Directive => Check every line of the data below for the string "Vector", and copy the ones that hold it.

(Data entries)
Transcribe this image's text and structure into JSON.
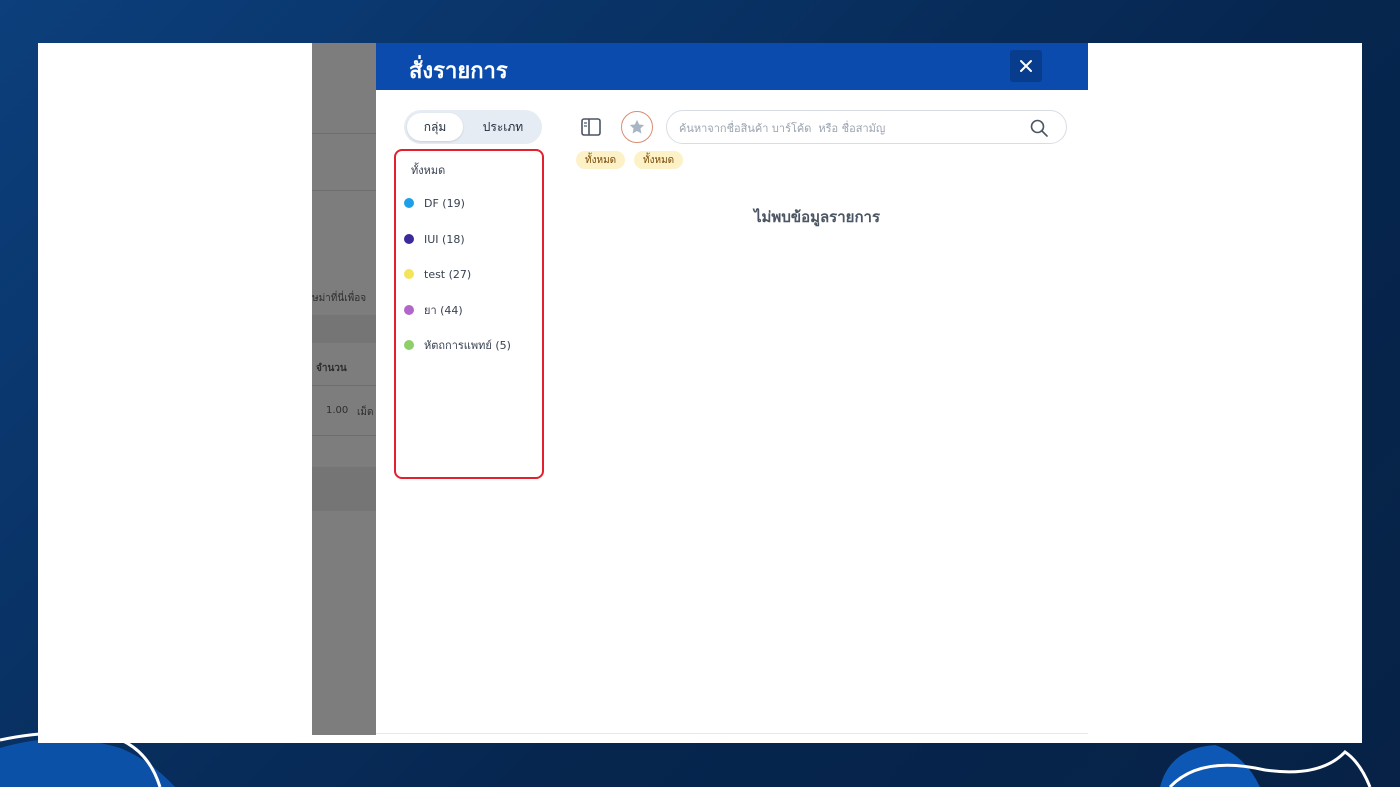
{
  "modal": {
    "title": "สั่งรายการ",
    "close_label": "✕"
  },
  "toggle": {
    "options": [
      "กลุ่ม",
      "ประเภท"
    ],
    "selected": "กลุ่ม"
  },
  "categories": {
    "all_label": "ทั้งหมด",
    "items": [
      {
        "label": "DF (19)",
        "color": "#1ea0e8"
      },
      {
        "label": "IUI (18)",
        "color": "#3a2a9a"
      },
      {
        "label": "test (27)",
        "color": "#f5e45a"
      },
      {
        "label": "ยา (44)",
        "color": "#b266c9"
      },
      {
        "label": "หัตถการแพทย์ (5)",
        "color": "#8fcf6a"
      }
    ]
  },
  "search": {
    "placeholder": "ค้นหาจากชื่อสินค้า บาร์โค้ด  หรือ ชื่อสามัญ",
    "value": ""
  },
  "filters": [
    "ทั้งหมด",
    "ทั้งหมด"
  ],
  "empty_message": "ไม่พบข้อมูลรายการ",
  "background_page": {
    "truncated_hint": "ษม่าที่นี่เพื่อจ",
    "column_header": "จำนวน",
    "row_quantity": "1.00",
    "row_unit": "เม็ด"
  },
  "colors": {
    "header": "#0a4bad",
    "highlight_border": "#e3202d",
    "chip_bg": "#fdf1c7"
  }
}
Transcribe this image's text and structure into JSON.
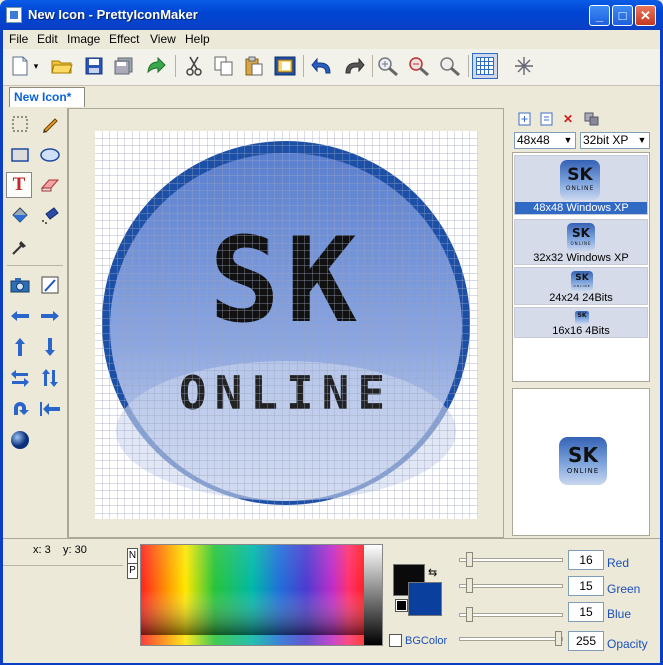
{
  "window": {
    "title": "New Icon - PrettyIconMaker",
    "minimize": "_",
    "maximize": "□",
    "close": "✕"
  },
  "menu": [
    "File",
    "Edit",
    "Image",
    "Effect",
    "View",
    "Help"
  ],
  "toolbar_icons": [
    "new-icon",
    "dropdown-arrow-icon",
    "open-folder-icon",
    "save-icon",
    "save-all-icon",
    "export-arrow-icon",
    "cut-icon",
    "copy-icon",
    "paste-icon",
    "paste-special-icon",
    "undo-icon",
    "redo-icon",
    "zoom-in-icon",
    "zoom-out-icon",
    "zoom-fit-icon",
    "grid-icon",
    "magic-wand-icon"
  ],
  "document_tab": "New Icon*",
  "tools": [
    "select-rect-icon",
    "pencil-icon",
    "rectangle-icon",
    "ellipse-icon",
    "text-icon",
    "eraser-icon",
    "fill-bucket-icon",
    "spray-icon",
    "eyedropper-icon",
    "camera-icon",
    "color-picker-icon",
    "move-left-icon",
    "move-right-icon",
    "move-up-icon",
    "move-down-icon",
    "flip-horizontal-icon",
    "flip-vertical-icon",
    "rotate-icon",
    "shift-left-icon",
    "sphere-icon"
  ],
  "format_panel": {
    "size_select": "48x48",
    "depth_select": "32bit XP",
    "formats": [
      {
        "label": "48x48 Windows XP",
        "selected": true
      },
      {
        "label": "32x32 Windows XP",
        "selected": false
      },
      {
        "label": "24x24 24Bits",
        "selected": false
      },
      {
        "label": "16x16 4Bits",
        "selected": false
      }
    ]
  },
  "icon_text": {
    "main": "SK",
    "sub": "ONLINE"
  },
  "status": {
    "x_label": "x:",
    "x_value": "3",
    "y_label": "y:",
    "y_value": "30"
  },
  "palette_modes": {
    "n": "N",
    "p": "P"
  },
  "colors": {
    "foreground": "#0a0a0a",
    "background": "#0a3f9e",
    "bgcolor_label": "BGColor",
    "accent_blue": "#316ac5"
  },
  "sliders": [
    {
      "name": "Red",
      "value": "16",
      "fraction": 0.063
    },
    {
      "name": "Green",
      "value": "15",
      "fraction": 0.059
    },
    {
      "name": "Blue",
      "value": "15",
      "fraction": 0.059
    },
    {
      "name": "Opacity",
      "value": "255",
      "fraction": 1.0
    }
  ]
}
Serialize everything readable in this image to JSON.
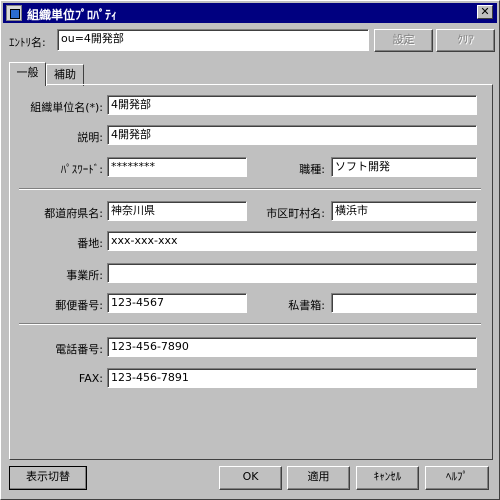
{
  "window": {
    "title": "組織単位ﾌﾟﾛﾊﾟﾃｨ",
    "close_glyph": "✕",
    "icon": "app-icon"
  },
  "entry": {
    "label": "ｴﾝﾄﾘ名:",
    "value": "ou=4開発部",
    "set_button": "設定",
    "clear_button": "ｸﾘｱ"
  },
  "tabs": [
    {
      "label": "一般",
      "active": true
    },
    {
      "label": "補助",
      "active": false
    }
  ],
  "form": {
    "org_unit_name": {
      "label": "組織単位名(*):",
      "value": "4開発部"
    },
    "description": {
      "label": "説明:",
      "value": "4開発部"
    },
    "password": {
      "label": "ﾊﾟｽﾜｰﾄﾞ:",
      "value": "********"
    },
    "job_type": {
      "label": "職種:",
      "value": "ソフト開発"
    },
    "prefecture": {
      "label": "都道府県名:",
      "value": "神奈川県"
    },
    "city": {
      "label": "市区町村名:",
      "value": "横浜市"
    },
    "address": {
      "label": "番地:",
      "value": "xxx-xxx-xxx"
    },
    "office": {
      "label": "事業所:",
      "value": ""
    },
    "postal_code": {
      "label": "郵便番号:",
      "value": "123-4567"
    },
    "po_box": {
      "label": "私書箱:",
      "value": ""
    },
    "phone": {
      "label": "電話番号:",
      "value": "123-456-7890"
    },
    "fax": {
      "label": "FAX:",
      "value": "123-456-7891"
    }
  },
  "buttons": {
    "toggle_view": "表示切替",
    "ok": "OK",
    "apply": "適用",
    "cancel": "ｷｬﾝｾﾙ",
    "help": "ﾍﾙﾌﾟ"
  }
}
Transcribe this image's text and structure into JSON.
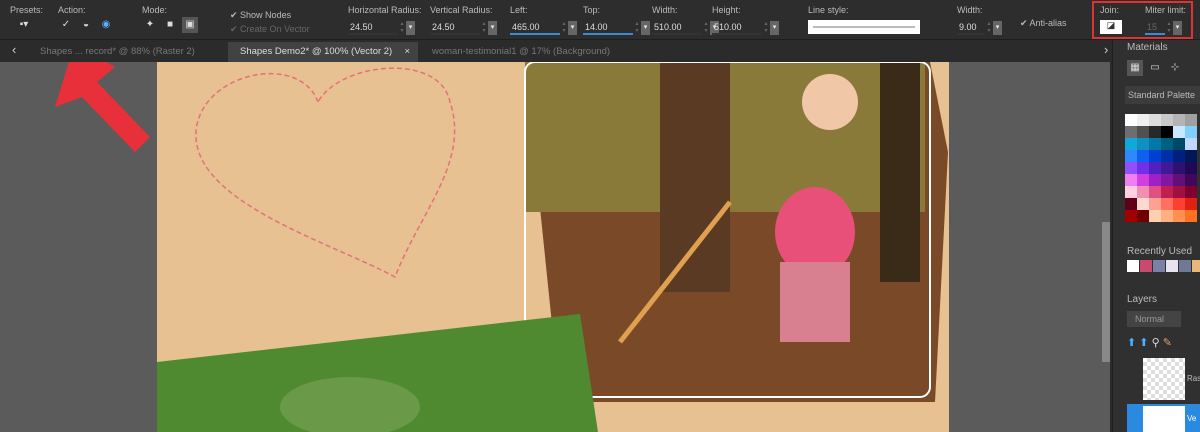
{
  "toolbar": {
    "presets_label": "Presets:",
    "action_label": "Action:",
    "mode_label": "Mode:",
    "show_nodes": "Show Nodes",
    "create_on_vector": "Create On Vector",
    "hradius_label": "Horizontal Radius:",
    "hradius": "24.50",
    "vradius_label": "Vertical Radius:",
    "vradius": "24.50",
    "left_label": "Left:",
    "left": "465.00",
    "top_label": "Top:",
    "top": "14.00",
    "width_label": "Width:",
    "width": "510.00",
    "height_label": "Height:",
    "height": "510.00",
    "line_style_label": "Line style:",
    "stroke_width_label": "Width:",
    "stroke_width": "9.00",
    "antialias": "Anti-alias",
    "join_label": "Join:",
    "miter_label": "Miter limit:",
    "miter": "15"
  },
  "tabs": [
    {
      "label": "Shapes ... record* @ 88% (Raster 2)"
    },
    {
      "label": "Shapes Demo2* @ 100% (Vector 2)",
      "close": "×"
    },
    {
      "label": "woman-testimonial1 @ 17% (Background)"
    }
  ],
  "nav": {
    "prev": "‹",
    "next": "›"
  },
  "panel": {
    "materials": "Materials",
    "palette": "Standard Palette",
    "recently_used": "Recently Used",
    "layers": "Layers",
    "blend_mode": "Normal",
    "layer1": "Ras",
    "layer2": "Ve",
    "palette_colors": [
      "#ffffff",
      "#f0f0f0",
      "#dcdcdc",
      "#c8c8c8",
      "#b4b4b4",
      "#a0a0a0",
      "#6e6e6e",
      "#505050",
      "#282828",
      "#000000",
      "#c8e8ff",
      "#80d0ff",
      "#10a8d8",
      "#1090c0",
      "#0078a8",
      "#006080",
      "#004868",
      "#c0d8ff",
      "#3088ff",
      "#1060f0",
      "#0040d0",
      "#0030a8",
      "#002080",
      "#001858",
      "#9050ff",
      "#7030e8",
      "#5020c0",
      "#401898",
      "#301070",
      "#200858",
      "#f080f0",
      "#d040e0",
      "#a020c8",
      "#8018a0",
      "#601078",
      "#400858",
      "#ffd0e0",
      "#f090b0",
      "#e05080",
      "#c02050",
      "#a01040",
      "#800030",
      "#600018",
      "#ffd8d0",
      "#ffa090",
      "#ff7060",
      "#ff4030",
      "#e02010",
      "#a00000",
      "#700000",
      "#ffd0b0",
      "#ffb080",
      "#ff9050",
      "#ff7020"
    ],
    "recent_colors": [
      "#ffffff",
      "#c84a6e",
      "#7a80a8",
      "#e8e4ee",
      "#707898",
      "#e8b878"
    ]
  }
}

Complete answer =>
    "create_on_vector": "Create On Vector",
      "label": "Shapes Demo2* @ 100% (Vector 2)",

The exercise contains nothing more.